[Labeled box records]

○ ○ ○ ○ ○ ○ ○

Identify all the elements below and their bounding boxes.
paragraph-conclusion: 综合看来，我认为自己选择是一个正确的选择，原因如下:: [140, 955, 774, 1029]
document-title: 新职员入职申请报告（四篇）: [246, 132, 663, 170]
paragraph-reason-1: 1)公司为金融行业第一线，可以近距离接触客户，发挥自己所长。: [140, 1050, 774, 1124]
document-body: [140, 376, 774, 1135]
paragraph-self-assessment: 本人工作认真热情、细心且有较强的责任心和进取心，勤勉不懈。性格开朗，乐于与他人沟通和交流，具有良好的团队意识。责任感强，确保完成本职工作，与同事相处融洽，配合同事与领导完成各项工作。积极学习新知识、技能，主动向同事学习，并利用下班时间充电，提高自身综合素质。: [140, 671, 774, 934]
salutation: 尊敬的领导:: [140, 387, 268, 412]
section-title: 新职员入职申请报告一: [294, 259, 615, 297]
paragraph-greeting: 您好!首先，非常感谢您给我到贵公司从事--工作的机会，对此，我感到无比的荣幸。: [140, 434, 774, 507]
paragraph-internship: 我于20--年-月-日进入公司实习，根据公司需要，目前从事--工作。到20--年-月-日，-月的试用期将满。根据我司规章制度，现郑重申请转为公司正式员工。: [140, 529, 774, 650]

○ ○ ○ ○ ○ ○ ○

EXERCISE INSTRUCTIONS: List every line of the records above that contains the string "title".

THE RESULT:
document-title: 新职员入职申请报告（四篇）: [246, 132, 663, 170]
section-title: 新职员入职申请报告一: [294, 259, 615, 297]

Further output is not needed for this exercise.